Exercise requirements
Carry none of the pictures over; set down the material below exactly.

Supplied entries
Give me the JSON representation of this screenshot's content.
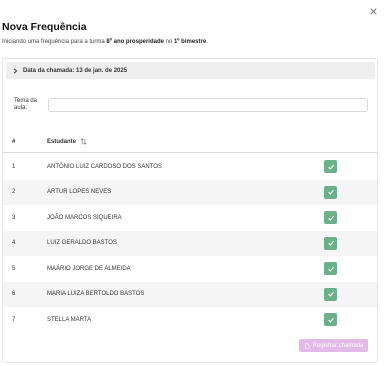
{
  "dialog": {
    "title": "Nova Frequência",
    "subtitle_prefix": "Iniciando uma frequência para a turma ",
    "class_name": "8º ano prosperidade",
    "subtitle_mid": " no ",
    "term": "1º bimestre",
    "subtitle_suffix": ".",
    "close_icon": "close-icon"
  },
  "accordion": {
    "label": "Data da chamada: 13 de jan. de 2025",
    "icon": "chevron-right-icon"
  },
  "topic": {
    "label": "Tema da aula:",
    "value": "",
    "placeholder": ""
  },
  "table": {
    "headers": {
      "number": "#",
      "student": "Estudante"
    },
    "sort_icon": "sort-arrows-icon",
    "rows": [
      {
        "number": "1",
        "name": "ANTÔNIO LUIZ CARDOSO DOS SANTOS",
        "present": true
      },
      {
        "number": "2",
        "name": "ARTUR LOPES NEVES",
        "present": true
      },
      {
        "number": "3",
        "name": "JOÃO MARCOS SIQUEIRA",
        "present": true
      },
      {
        "number": "4",
        "name": "LUIZ GERALDO BASTOS",
        "present": true
      },
      {
        "number": "5",
        "name": "MAÁRIO JORGE DE ALMEIDA",
        "present": true
      },
      {
        "number": "6",
        "name": "MARIA LUIZA BERTOLDO BASTOS",
        "present": true
      },
      {
        "number": "7",
        "name": "STELLA MARTA",
        "present": true
      }
    ]
  },
  "actions": {
    "submit_label": "Registrar chamada",
    "submit_icon": "document-icon"
  },
  "colors": {
    "check_green": "#6ab187",
    "submit_disabled": "#e3b9ea",
    "row_alt": "#f5f5f5",
    "accordion_bg": "#eeeeee"
  }
}
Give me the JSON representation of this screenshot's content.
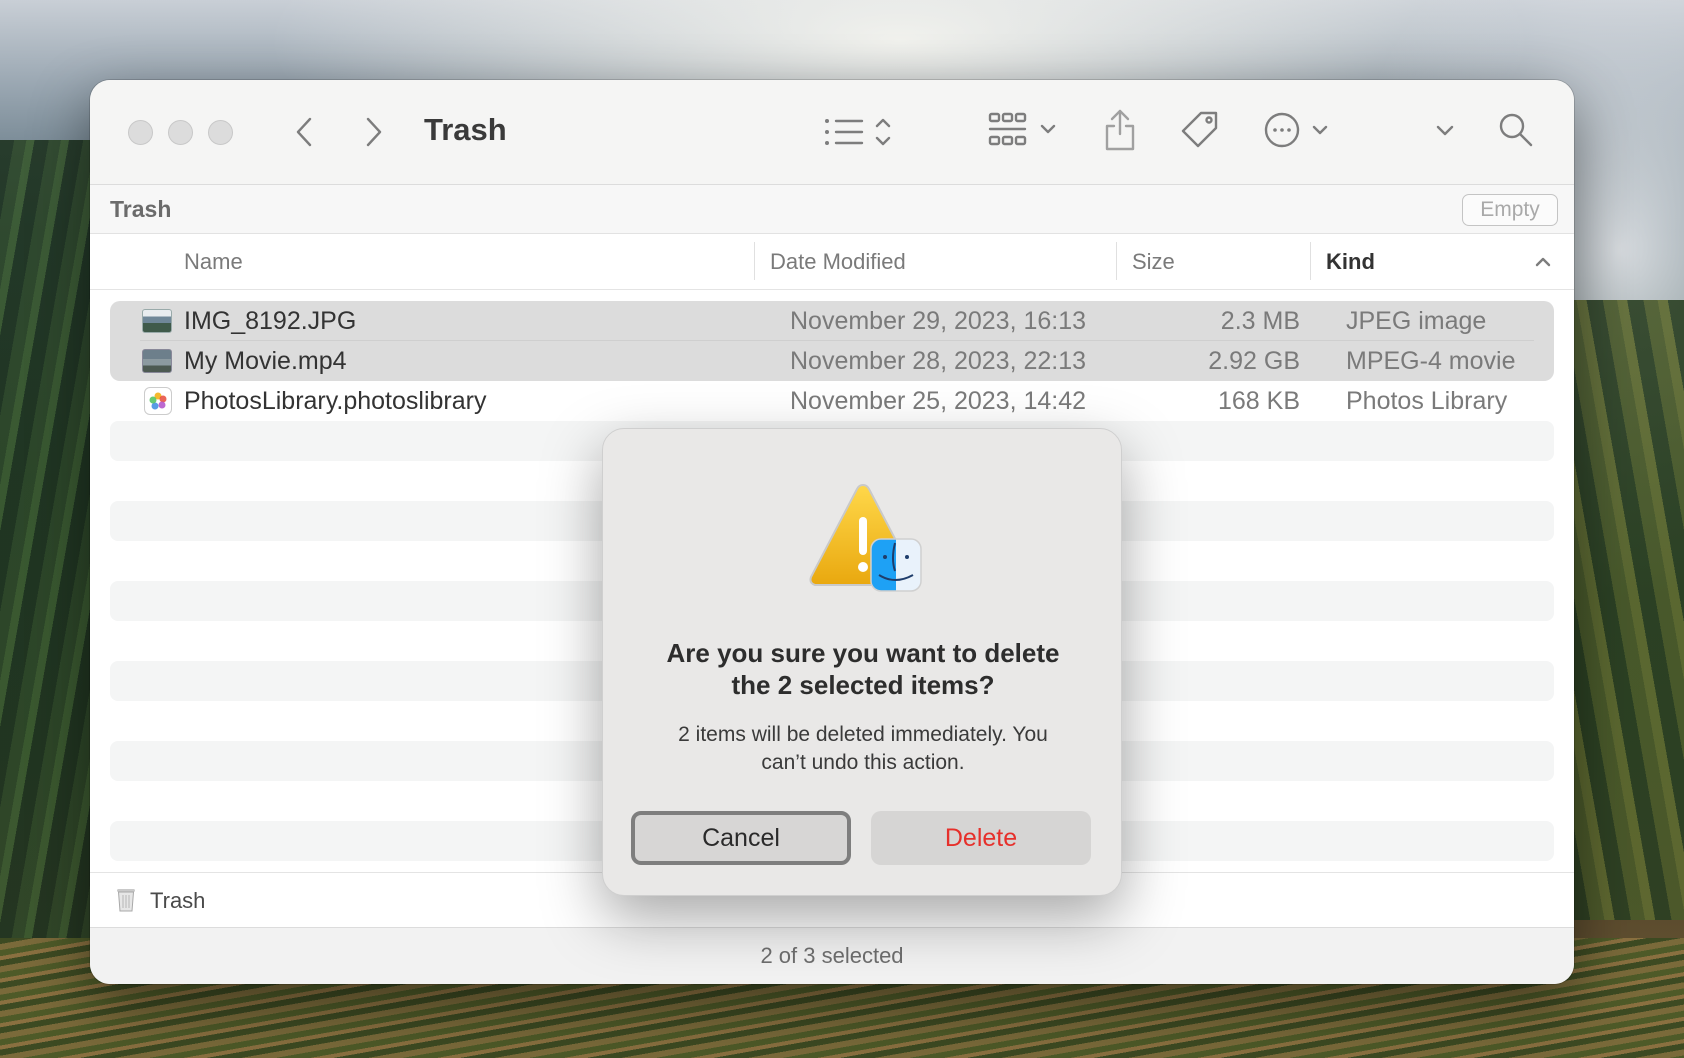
{
  "window": {
    "title": "Trash",
    "pathbar_label": "Trash",
    "empty_label": "Empty"
  },
  "columns": {
    "name": "Name",
    "date": "Date Modified",
    "size": "Size",
    "kind": "Kind"
  },
  "files": [
    {
      "name": "IMG_8192.JPG",
      "date": "November 29, 2023, 16:13",
      "size": "2.3 MB",
      "kind": "JPEG image",
      "selected": true
    },
    {
      "name": "My Movie.mp4",
      "date": "November 28, 2023, 22:13",
      "size": "2.92 GB",
      "kind": "MPEG-4 movie",
      "selected": true
    },
    {
      "name": "PhotosLibrary.photoslibrary",
      "date": "November 25, 2023, 14:42",
      "size": "168 KB",
      "kind": "Photos Library",
      "selected": false
    }
  ],
  "footer": {
    "path_label": "Trash",
    "status": "2 of 3 selected"
  },
  "dialog": {
    "title_line1": "Are you sure you want to delete",
    "title_line2": "the 2 selected items?",
    "message_line1": "2 items will be deleted immediately. You",
    "message_line2": "can’t undo this action.",
    "cancel_label": "Cancel",
    "delete_label": "Delete",
    "delete_color": "#e6302b"
  }
}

Answer to the exercise
Give me the JSON representation of this screenshot's content.
{
  "dialog": {
    "title": "Nova Frequência",
    "subtitle_prefix": "Iniciando uma frequência para a turma ",
    "class_name": "8º ano prosperidade",
    "subtitle_mid": " no ",
    "term": "1º bimestre",
    "subtitle_suffix": ".",
    "close_icon": "close-icon"
  },
  "accordion": {
    "label": "Data da chamada: 13 de jan. de 2025",
    "icon": "chevron-right-icon"
  },
  "topic": {
    "label": "Tema da aula:",
    "value": "",
    "placeholder": ""
  },
  "table": {
    "headers": {
      "number": "#",
      "student": "Estudante"
    },
    "sort_icon": "sort-arrows-icon",
    "rows": [
      {
        "number": "1",
        "name": "ANTÔNIO LUIZ CARDOSO DOS SANTOS",
        "present": true
      },
      {
        "number": "2",
        "name": "ARTUR LOPES NEVES",
        "present": true
      },
      {
        "number": "3",
        "name": "JOÃO MARCOS SIQUEIRA",
        "present": true
      },
      {
        "number": "4",
        "name": "LUIZ GERALDO BASTOS",
        "present": true
      },
      {
        "number": "5",
        "name": "MAÁRIO JORGE DE ALMEIDA",
        "present": true
      },
      {
        "number": "6",
        "name": "MARIA LUIZA BERTOLDO BASTOS",
        "present": true
      },
      {
        "number": "7",
        "name": "STELLA MARTA",
        "present": true
      }
    ]
  },
  "actions": {
    "submit_label": "Registrar chamada",
    "submit_icon": "document-icon"
  },
  "colors": {
    "check_green": "#6ab187",
    "submit_disabled": "#e3b9ea",
    "row_alt": "#f5f5f5",
    "accordion_bg": "#eeeeee"
  }
}
Give me the JSON representation of this screenshot's content.
{
  "window": {
    "title": "Trash",
    "pathbar_label": "Trash",
    "empty_label": "Empty"
  },
  "columns": {
    "name": "Name",
    "date": "Date Modified",
    "size": "Size",
    "kind": "Kind"
  },
  "files": [
    {
      "name": "IMG_8192.JPG",
      "date": "November 29, 2023, 16:13",
      "size": "2.3 MB",
      "kind": "JPEG image",
      "selected": true
    },
    {
      "name": "My Movie.mp4",
      "date": "November 28, 2023, 22:13",
      "size": "2.92 GB",
      "kind": "MPEG-4 movie",
      "selected": true
    },
    {
      "name": "PhotosLibrary.photoslibrary",
      "date": "November 25, 2023, 14:42",
      "size": "168 KB",
      "kind": "Photos Library",
      "selected": false
    }
  ],
  "footer": {
    "path_label": "Trash",
    "status": "2 of 3 selected"
  },
  "dialog": {
    "title_line1": "Are you sure you want to delete",
    "title_line2": "the 2 selected items?",
    "message_line1": "2 items will be deleted immediately. You",
    "message_line2": "can’t undo this action.",
    "cancel_label": "Cancel",
    "delete_label": "Delete",
    "delete_color": "#e6302b"
  }
}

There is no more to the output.